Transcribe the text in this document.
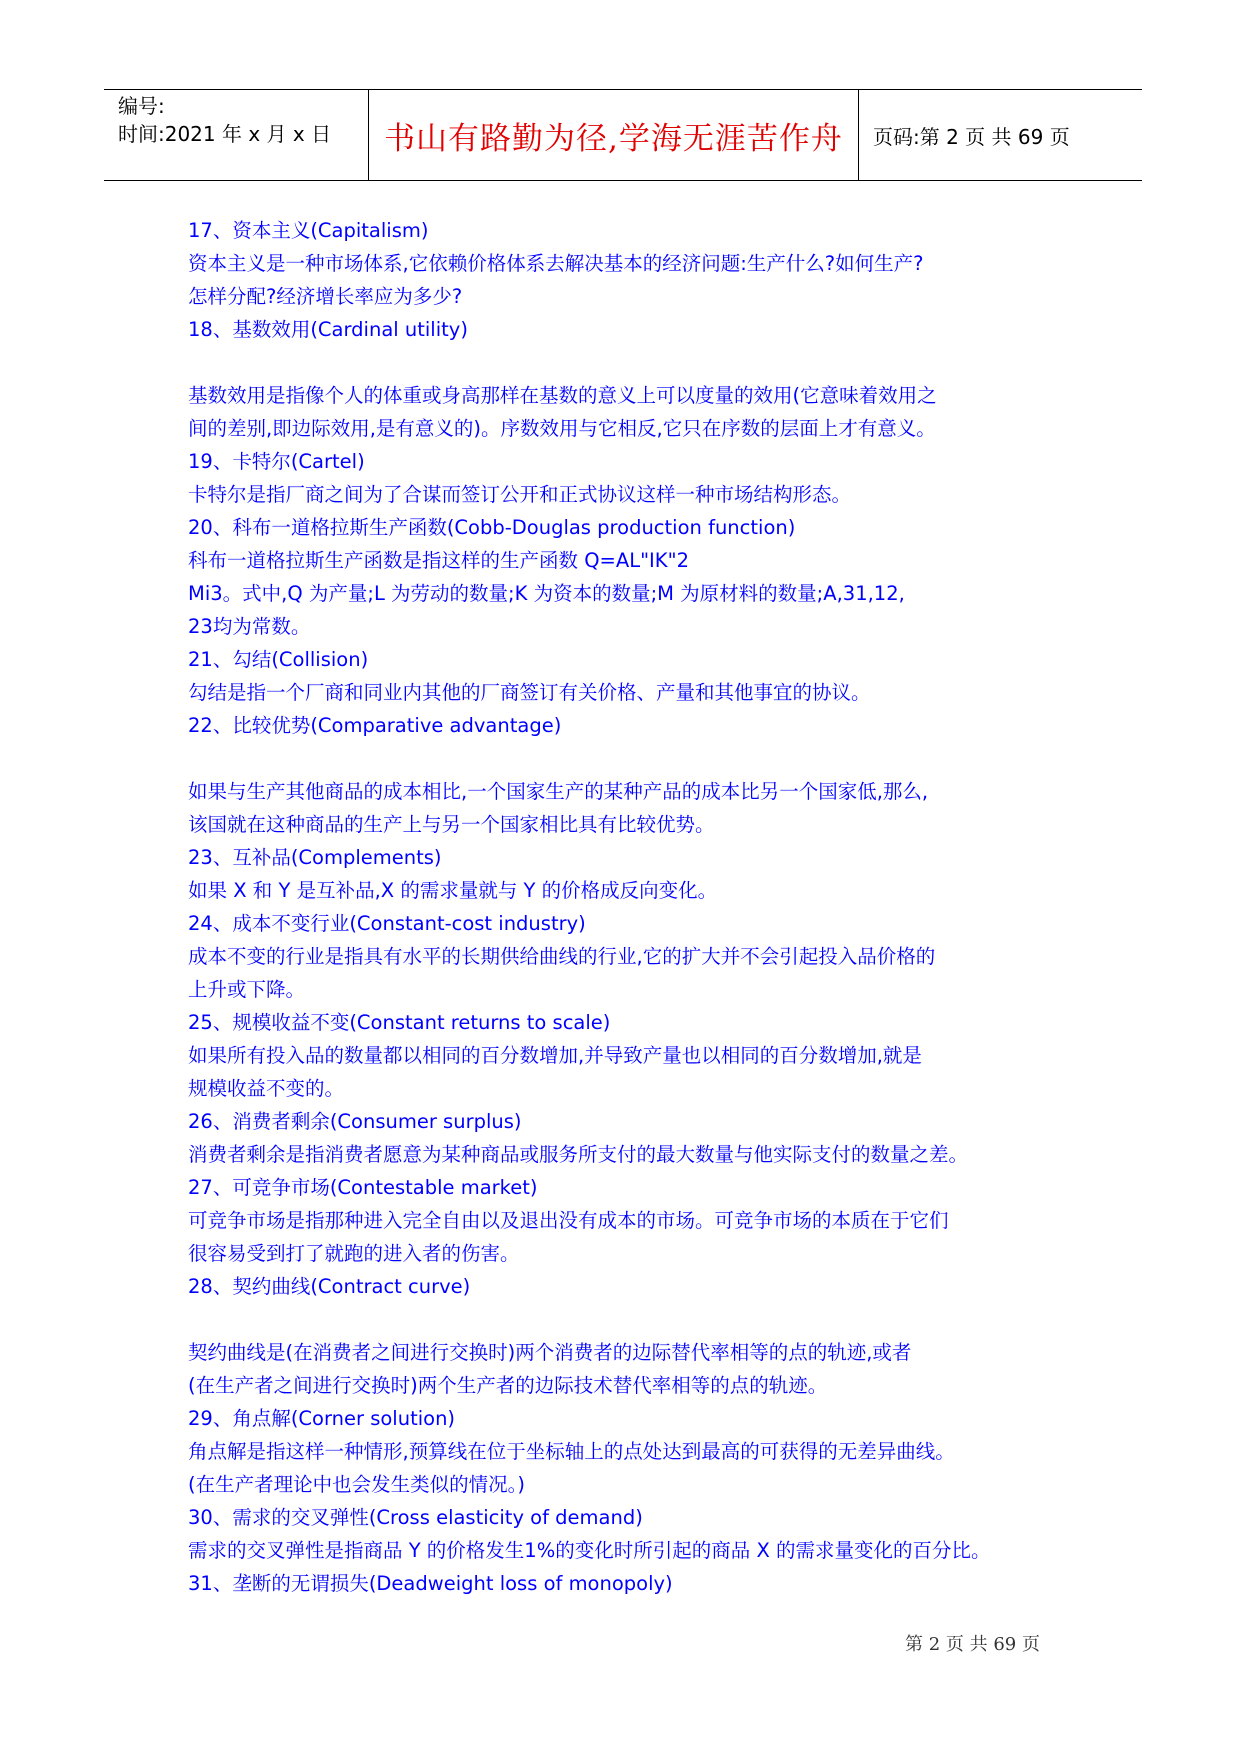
编号:
时间:2021 年 x 月 x 日	书山有路勤为径,学海无涯苦作舟 页码:第 2 页 共 69 页
17、资本主义(Capitalism)
资本主义是一种市场体系,它依赖价格体系去解决基本的经济问题:生产什么?如何生产?
怎样分配?经济增长率应为多少?
18、基数效用(Cardinal utility)
基数效用是指像个人的体重或身高那样在基数的意义上可以度量的效用(它意味着效用之
间的差别,即边际效用,是有意义的)。序数效用与它相反,它只在序数的层面上才有意义。
19、卡特尔(Cartel)
卡特尔是指厂商之间为了合谋而签订公开和正式协议这样一种市场结构形态。
20、科布一道格拉斯生产函数(Cobb-Douglas production function)
科布一道格拉斯生产函数是指这样的生产函数 Q=AL"IK"2
Mi3。式中,Q 为产量;L 为劳动的数量;K 为资本的数量;M 为原材料的数量;A,31,12,
23均为常数。
21、勾结(Collision)
勾结是指一个厂商和同业内其他的厂商签订有关价格、产量和其他事宜的协议。
22、比较优势(Comparative advantage)
如果与生产其他商品的成本相比,一个国家生产的某种产品的成本比另一个国家低,那么,
该国就在这种商品的生产上与另一个国家相比具有比较优势。
23、互补品(Complements)
如果 X 和 Y 是互补品,X 的需求量就与 Y 的价格成反向变化。
24、成本不变行业(Constant-cost industry)
成本不变的行业是指具有水平的长期供给曲线的行业,它的扩大并不会引起投入品价格的
上升或下降。
25、规模收益不变(Constant returns to scale)
如果所有投入品的数量都以相同的百分数增加,并导致产量也以相同的百分数增加,就是
规模收益不变的。
26、消费者剩余(Consumer surplus)
消费者剩余是指消费者愿意为某种商品或服务所支付的最大数量与他实际支付的数量之差。
27、可竞争市场(Contestable market)
可竞争市场是指那种进入完全自由以及退出没有成本的市场。可竞争市场的本质在于它们
很容易受到打了就跑的进入者的伤害。
28、契约曲线(Contract curve)
契约曲线是(在消费者之间进行交换时)两个消费者的边际替代率相等的点的轨迹,或者
(在生产者之间进行交换时)两个生产者的边际技术替代率相等的点的轨迹。
29、角点解(Corner solution)
角点解是指这样一种情形,预算线在位于坐标轴上的点处达到最高的可获得的无差异曲线。
(在生产者理论中也会发生类似的情况。)
30、需求的交叉弹性(Cross elasticity of demand)
需求的交叉弹性是指商品 Y 的价格发生1%的变化时所引起的商品 X 的需求量变化的百分比。
31、垄断的无谓损失(Deadweight loss of monopoly)
第 2 页 共 69 页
········
## Requirement
Every record above should be written out again without change, except that the pictures are left out.

## Answer below
Transcribe the text in this document.
编号:
时间:2021 年 x 月 x 日	书山有路勤为径,学海无涯苦作舟 页码:第 2 页 共 69 页
17、资本主义(Capitalism)
资本主义是一种市场体系,它依赖价格体系去解决基本的经济问题:生产什么?如何生产?
怎样分配?经济增长率应为多少?
18、基数效用(Cardinal utility)
基数效用是指像个人的体重或身高那样在基数的意义上可以度量的效用(它意味着效用之
间的差别,即边际效用,是有意义的)。序数效用与它相反,它只在序数的层面上才有意义。
19、卡特尔(Cartel)
卡特尔是指厂商之间为了合谋而签订公开和正式协议这样一种市场结构形态。
20、科布一道格拉斯生产函数(Cobb-Douglas production function)
科布一道格拉斯生产函数是指这样的生产函数 Q=AL"IK"2
Mi3。式中,Q 为产量;L 为劳动的数量;K 为资本的数量;M 为原材料的数量;A,31,12,
23均为常数。
21、勾结(Collision)
勾结是指一个厂商和同业内其他的厂商签订有关价格、产量和其他事宜的协议。
22、比较优势(Comparative advantage)
如果与生产其他商品的成本相比,一个国家生产的某种产品的成本比另一个国家低,那么,
该国就在这种商品的生产上与另一个国家相比具有比较优势。
23、互补品(Complements)
如果 X 和 Y 是互补品,X 的需求量就与 Y 的价格成反向变化。
24、成本不变行业(Constant-cost industry)
成本不变的行业是指具有水平的长期供给曲线的行业,它的扩大并不会引起投入品价格的
上升或下降。
25、规模收益不变(Constant returns to scale)
如果所有投入品的数量都以相同的百分数增加,并导致产量也以相同的百分数增加,就是
规模收益不变的。
26、消费者剩余(Consumer surplus)
消费者剩余是指消费者愿意为某种商品或服务所支付的最大数量与他实际支付的数量之差。
27、可竞争市场(Contestable market)
可竞争市场是指那种进入完全自由以及退出没有成本的市场。可竞争市场的本质在于它们
很容易受到打了就跑的进入者的伤害。
28、契约曲线(Contract curve)
契约曲线是(在消费者之间进行交换时)两个消费者的边际替代率相等的点的轨迹,或者
(在生产者之间进行交换时)两个生产者的边际技术替代率相等的点的轨迹。
29、角点解(Corner solution)
角点解是指这样一种情形,预算线在位于坐标轴上的点处达到最高的可获得的无差异曲线。
(在生产者理论中也会发生类似的情况。)
30、需求的交叉弹性(Cross elasticity of demand)
需求的交叉弹性是指商品 Y 的价格发生1%的变化时所引起的商品 X 的需求量变化的百分比。
31、垄断的无谓损失(Deadweight loss of monopoly)
第 2 页 共 69 页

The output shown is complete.